**WHAT YOU ARE ASKED TO DO**: Scan the material and copy every line in which "Precision" appears.

**RECORDS**:
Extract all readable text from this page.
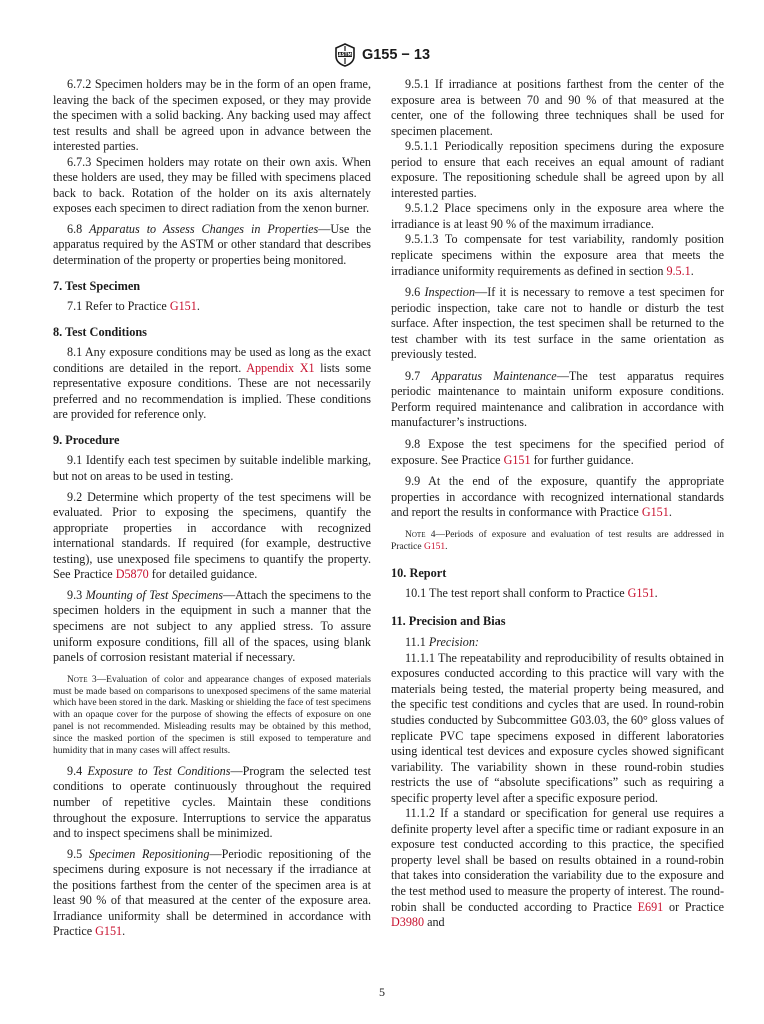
ASTM G155 − 13

6.7.2 Specimen holders may be in the form of an open frame, leaving the back of the specimen exposed, or they may provide the specimen with a solid backing. Any backing used may affect test results and shall be agreed upon in advance between the interested parties.

6.7.3 Specimen holders may rotate on their own axis. When these holders are used, they may be filled with specimens placed back to back. Rotation of the holder on its axis alternately exposes each specimen to direct radiation from the xenon burner.

6.8 Apparatus to Assess Changes in Properties—Use the apparatus required by the ASTM or other standard that describes determination of the property or properties being monitored.

7. Test Specimen

7.1 Refer to Practice G151.

8. Test Conditions

8.1 Any exposure conditions may be used as long as the exact conditions are detailed in the report. Appendix X1 lists some representative exposure conditions. These are not necessarily preferred and no recommendation is implied. These conditions are provided for reference only.

9. Procedure

9.1 Identify each test specimen by suitable indelible marking, but not on areas to be used in testing.

9.2 Determine which property of the test specimens will be evaluated. Prior to exposing the specimens, quantify the appropriate properties in accordance with recognized international standards. If required (for example, destructive testing), use unexposed file specimens to quantify the property. See Practice D5870 for detailed guidance.

9.3 Mounting of Test Specimens—Attach the specimens to the specimen holders in the equipment in such a manner that the specimens are not subject to any applied stress. To assure uniform exposure conditions, fill all of the spaces, using blank panels of corrosion resistant material if necessary.

Note 3—Evaluation of color and appearance changes of exposed materials must be made based on comparisons to unexposed specimens of the same material which have been stored in the dark. Masking or shielding the face of test specimens with an opaque cover for the purpose of showing the effects of exposure on one panel is not recommended. Misleading results may be obtained by this method, since the masked portion of the specimen is still exposed to temperature and humidity that in many cases will affect results.

9.4 Exposure to Test Conditions—Program the selected test conditions to operate continuously throughout the required number of repetitive cycles. Maintain these conditions throughout the exposure. Interruptions to service the apparatus and to inspect specimens shall be minimized.

9.5 Specimen Repositioning—Periodic repositioning of the specimens during exposure is not necessary if the irradiance at the positions farthest from the center of the specimen area is at least 90 % of that measured at the center of the exposure area. Irradiance uniformity shall be determined in accordance with Practice G151.

9.5.1 If irradiance at positions farthest from the center of the exposure area is between 70 and 90 % of that measured at the center, one of the following three techniques shall be used for specimen placement.

9.5.1.1 Periodically reposition specimens during the exposure period to ensure that each receives an equal amount of radiant exposure. The repositioning schedule shall be agreed upon by all interested parties.

9.5.1.2 Place specimens only in the exposure area where the irradiance is at least 90 % of the maximum irradiance.

9.5.1.3 To compensate for test variability, randomly position replicate specimens within the exposure area that meets the irradiance uniformity requirements as defined in section 9.5.1.

9.6 Inspection—If it is necessary to remove a test specimen for periodic inspection, take care not to handle or disturb the test surface. After inspection, the test specimen shall be returned to the test chamber with its test surface in the same orientation as previously tested.

9.7 Apparatus Maintenance—The test apparatus requires periodic maintenance to maintain uniform exposure conditions. Perform required maintenance and calibration in accordance with manufacturer’s instructions.

9.8 Expose the test specimens for the specified period of exposure. See Practice G151 for further guidance.

9.9 At the end of the exposure, quantify the appropriate properties in accordance with recognized international standards and report the results in conformance with Practice G151.

Note 4—Periods of exposure and evaluation of test results are addressed in Practice G151.

10. Report

10.1 The test report shall conform to Practice G151.

11. Precision and Bias

11.1 Precision:

11.1.1 The repeatability and reproducibility of results obtained in exposures conducted according to this practice will vary with the materials being tested, the material property being measured, and the specific test conditions and cycles that are used. In round-robin studies conducted by Subcommittee G03.03, the 60° gloss values of replicate PVC tape specimens exposed in different laboratories using identical test devices and exposure cycles showed significant variability. The variability shown in these round-robin studies restricts the use of “absolute specifications” such as requiring a specific property level after a specific exposure period.

11.1.2 If a standard or specification for general use requires a definite property level after a specific time or radiant exposure in an exposure test conducted according to this practice, the specified property level shall be based on results obtained in a round-robin that takes into consideration the variability due to the exposure and the test method used to measure the property of interest. The round-robin shall be conducted according to Practice E691 or Practice D3980 and

5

**EXERCISE SOLUTION**:
11. Precision and Bias
11.1 Precision:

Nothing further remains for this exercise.